- Exercise materials -
-------

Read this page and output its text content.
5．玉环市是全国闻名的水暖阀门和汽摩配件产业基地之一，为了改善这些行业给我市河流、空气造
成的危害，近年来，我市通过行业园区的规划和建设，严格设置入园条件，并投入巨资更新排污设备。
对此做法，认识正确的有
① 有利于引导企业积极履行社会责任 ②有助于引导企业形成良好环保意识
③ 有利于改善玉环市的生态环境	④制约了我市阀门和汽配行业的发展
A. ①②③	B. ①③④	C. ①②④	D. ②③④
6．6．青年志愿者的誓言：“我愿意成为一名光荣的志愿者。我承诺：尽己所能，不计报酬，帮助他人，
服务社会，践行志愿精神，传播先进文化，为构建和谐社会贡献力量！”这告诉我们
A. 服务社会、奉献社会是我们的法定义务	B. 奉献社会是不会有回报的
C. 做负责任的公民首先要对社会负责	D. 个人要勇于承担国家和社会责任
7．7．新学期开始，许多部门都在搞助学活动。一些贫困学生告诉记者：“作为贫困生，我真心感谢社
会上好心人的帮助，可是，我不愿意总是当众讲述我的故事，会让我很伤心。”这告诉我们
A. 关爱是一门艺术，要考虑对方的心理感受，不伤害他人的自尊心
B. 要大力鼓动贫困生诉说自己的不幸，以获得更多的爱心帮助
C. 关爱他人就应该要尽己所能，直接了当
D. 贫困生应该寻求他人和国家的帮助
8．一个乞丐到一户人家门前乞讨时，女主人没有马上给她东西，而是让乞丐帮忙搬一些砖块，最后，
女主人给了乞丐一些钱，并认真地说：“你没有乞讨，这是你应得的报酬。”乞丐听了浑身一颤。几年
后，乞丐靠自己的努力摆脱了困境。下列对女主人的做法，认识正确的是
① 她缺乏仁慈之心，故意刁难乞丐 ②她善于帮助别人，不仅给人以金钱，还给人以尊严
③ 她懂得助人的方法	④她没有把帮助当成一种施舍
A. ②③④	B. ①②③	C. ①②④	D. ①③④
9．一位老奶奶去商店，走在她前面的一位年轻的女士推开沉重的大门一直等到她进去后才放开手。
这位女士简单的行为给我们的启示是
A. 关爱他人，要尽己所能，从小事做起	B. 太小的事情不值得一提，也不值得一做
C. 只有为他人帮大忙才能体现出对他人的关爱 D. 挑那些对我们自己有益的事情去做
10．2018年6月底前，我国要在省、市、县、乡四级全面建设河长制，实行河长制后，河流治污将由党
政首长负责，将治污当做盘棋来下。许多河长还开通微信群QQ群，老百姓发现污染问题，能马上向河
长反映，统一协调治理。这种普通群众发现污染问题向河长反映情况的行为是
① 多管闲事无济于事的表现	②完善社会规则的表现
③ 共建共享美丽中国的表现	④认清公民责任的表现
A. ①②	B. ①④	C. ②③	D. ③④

-------

- Stated task -
Print out the whole listing exactly as it appears.

- Output for this exercise -
Read this page and output its text content.
5．玉环市是全国闻名的水暖阀门和汽摩配件产业基地之一，为了改善这些行业给我市河流、空气造
成的危害，近年来，我市通过行业园区的规划和建设，严格设置入园条件，并投入巨资更新排污设备。
对此做法，认识正确的有
① 有利于引导企业积极履行社会责任 ②有助于引导企业形成良好环保意识
③ 有利于改善玉环市的生态环境	④制约了我市阀门和汽配行业的发展
A. ①②③	B. ①③④	C. ①②④	D. ②③④
6．6．青年志愿者的誓言：“我愿意成为一名光荣的志愿者。我承诺：尽己所能，不计报酬，帮助他人，
服务社会，践行志愿精神，传播先进文化，为构建和谐社会贡献力量！”这告诉我们
A. 服务社会、奉献社会是我们的法定义务	B. 奉献社会是不会有回报的
C. 做负责任的公民首先要对社会负责	D. 个人要勇于承担国家和社会责任
7．7．新学期开始，许多部门都在搞助学活动。一些贫困学生告诉记者：“作为贫困生，我真心感谢社
会上好心人的帮助，可是，我不愿意总是当众讲述我的故事，会让我很伤心。”这告诉我们
A. 关爱是一门艺术，要考虑对方的心理感受，不伤害他人的自尊心
B. 要大力鼓动贫困生诉说自己的不幸，以获得更多的爱心帮助
C. 关爱他人就应该要尽己所能，直接了当
D. 贫困生应该寻求他人和国家的帮助
8．一个乞丐到一户人家门前乞讨时，女主人没有马上给她东西，而是让乞丐帮忙搬一些砖块，最后，
女主人给了乞丐一些钱，并认真地说：“你没有乞讨，这是你应得的报酬。”乞丐听了浑身一颤。几年
后，乞丐靠自己的努力摆脱了困境。下列对女主人的做法，认识正确的是
① 她缺乏仁慈之心，故意刁难乞丐 ②她善于帮助别人，不仅给人以金钱，还给人以尊严
③ 她懂得助人的方法	④她没有把帮助当成一种施舍
A. ②③④	B. ①②③	C. ①②④	D. ①③④
9．一位老奶奶去商店，走在她前面的一位年轻的女士推开沉重的大门一直等到她进去后才放开手。
这位女士简单的行为给我们的启示是
A. 关爱他人，要尽己所能，从小事做起	B. 太小的事情不值得一提，也不值得一做
C. 只有为他人帮大忙才能体现出对他人的关爱 D. 挑那些对我们自己有益的事情去做
10．2018年6月底前，我国要在省、市、县、乡四级全面建设河长制，实行河长制后，河流治污将由党
政首长负责，将治污当做盘棋来下。许多河长还开通微信群QQ群，老百姓发现污染问题，能马上向河
长反映，统一协调治理。这种普通群众发现污染问题向河长反映情况的行为是
① 多管闲事无济于事的表现	②完善社会规则的表现
③ 共建共享美丽中国的表现	④认清公民责任的表现
A. ①②	B. ①④	C. ②③	D. ③④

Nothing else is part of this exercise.